TASK TO CARRY OUT:
Print out the material that follows word for word.

RAW DATA:
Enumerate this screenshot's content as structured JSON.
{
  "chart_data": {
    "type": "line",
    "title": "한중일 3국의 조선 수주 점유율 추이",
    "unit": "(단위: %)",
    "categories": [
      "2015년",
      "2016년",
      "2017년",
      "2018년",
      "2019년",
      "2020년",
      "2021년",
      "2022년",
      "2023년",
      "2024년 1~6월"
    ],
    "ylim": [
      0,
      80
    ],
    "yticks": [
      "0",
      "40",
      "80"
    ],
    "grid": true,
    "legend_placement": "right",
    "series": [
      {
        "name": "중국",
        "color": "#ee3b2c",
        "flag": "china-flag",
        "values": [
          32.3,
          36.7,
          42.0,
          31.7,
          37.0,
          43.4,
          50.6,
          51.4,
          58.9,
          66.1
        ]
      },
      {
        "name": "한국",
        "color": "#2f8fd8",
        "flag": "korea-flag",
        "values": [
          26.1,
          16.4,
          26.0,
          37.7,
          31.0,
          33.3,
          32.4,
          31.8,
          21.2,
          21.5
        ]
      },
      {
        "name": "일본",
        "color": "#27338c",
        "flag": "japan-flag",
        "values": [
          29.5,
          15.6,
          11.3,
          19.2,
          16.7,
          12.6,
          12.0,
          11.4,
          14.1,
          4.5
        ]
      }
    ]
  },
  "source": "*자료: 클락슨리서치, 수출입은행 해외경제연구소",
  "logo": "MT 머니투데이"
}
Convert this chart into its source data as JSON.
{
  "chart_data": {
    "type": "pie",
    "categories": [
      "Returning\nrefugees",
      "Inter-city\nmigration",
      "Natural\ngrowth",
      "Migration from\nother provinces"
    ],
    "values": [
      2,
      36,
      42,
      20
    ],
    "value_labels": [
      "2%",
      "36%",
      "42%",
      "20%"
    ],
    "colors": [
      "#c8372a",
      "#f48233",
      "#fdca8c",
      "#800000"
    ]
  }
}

FINAL RESULT:
Enumerate this screenshot's content as structured JSON.
{
  "chart_data": {
    "type": "line",
    "title": "한중일 3국의 조선 수주 점유율 추이",
    "unit": "(단위: %)",
    "categories": [
      "2015년",
      "2016년",
      "2017년",
      "2018년",
      "2019년",
      "2020년",
      "2021년",
      "2022년",
      "2023년",
      "2024년 1~6월"
    ],
    "ylim": [
      0,
      80
    ],
    "yticks": [
      "0",
      "40",
      "80"
    ],
    "grid": true,
    "legend_placement": "right",
    "series": [
      {
        "name": "중국",
        "color": "#ee3b2c",
        "flag": "china-flag",
        "values": [
          32.3,
          36.7,
          42.0,
          31.7,
          37.0,
          43.4,
          50.6,
          51.4,
          58.9,
          66.1
        ]
      },
      {
        "name": "한국",
        "color": "#2f8fd8",
        "flag": "korea-flag",
        "values": [
          26.1,
          16.4,
          26.0,
          37.7,
          31.0,
          33.3,
          32.4,
          31.8,
          21.2,
          21.5
        ]
      },
      {
        "name": "일본",
        "color": "#27338c",
        "flag": "japan-flag",
        "values": [
          29.5,
          15.6,
          11.3,
          19.2,
          16.7,
          12.6,
          12.0,
          11.4,
          14.1,
          4.5
        ]
      }
    ]
  },
  "source": "*자료: 클락슨리서치, 수출입은행 해외경제연구소",
  "logo": "MT 머니투데이"
}
Convert this chart into its source data as JSON.
{
  "chart_data": {
    "type": "pie",
    "categories": [
      "Returning\nrefugees",
      "Inter-city\nmigration",
      "Natural\ngrowth",
      "Migration from\nother provinces"
    ],
    "values": [
      2,
      36,
      42,
      20
    ],
    "value_labels": [
      "2%",
      "36%",
      "42%",
      "20%"
    ],
    "colors": [
      "#c8372a",
      "#f48233",
      "#fdca8c",
      "#800000"
    ]
  }
}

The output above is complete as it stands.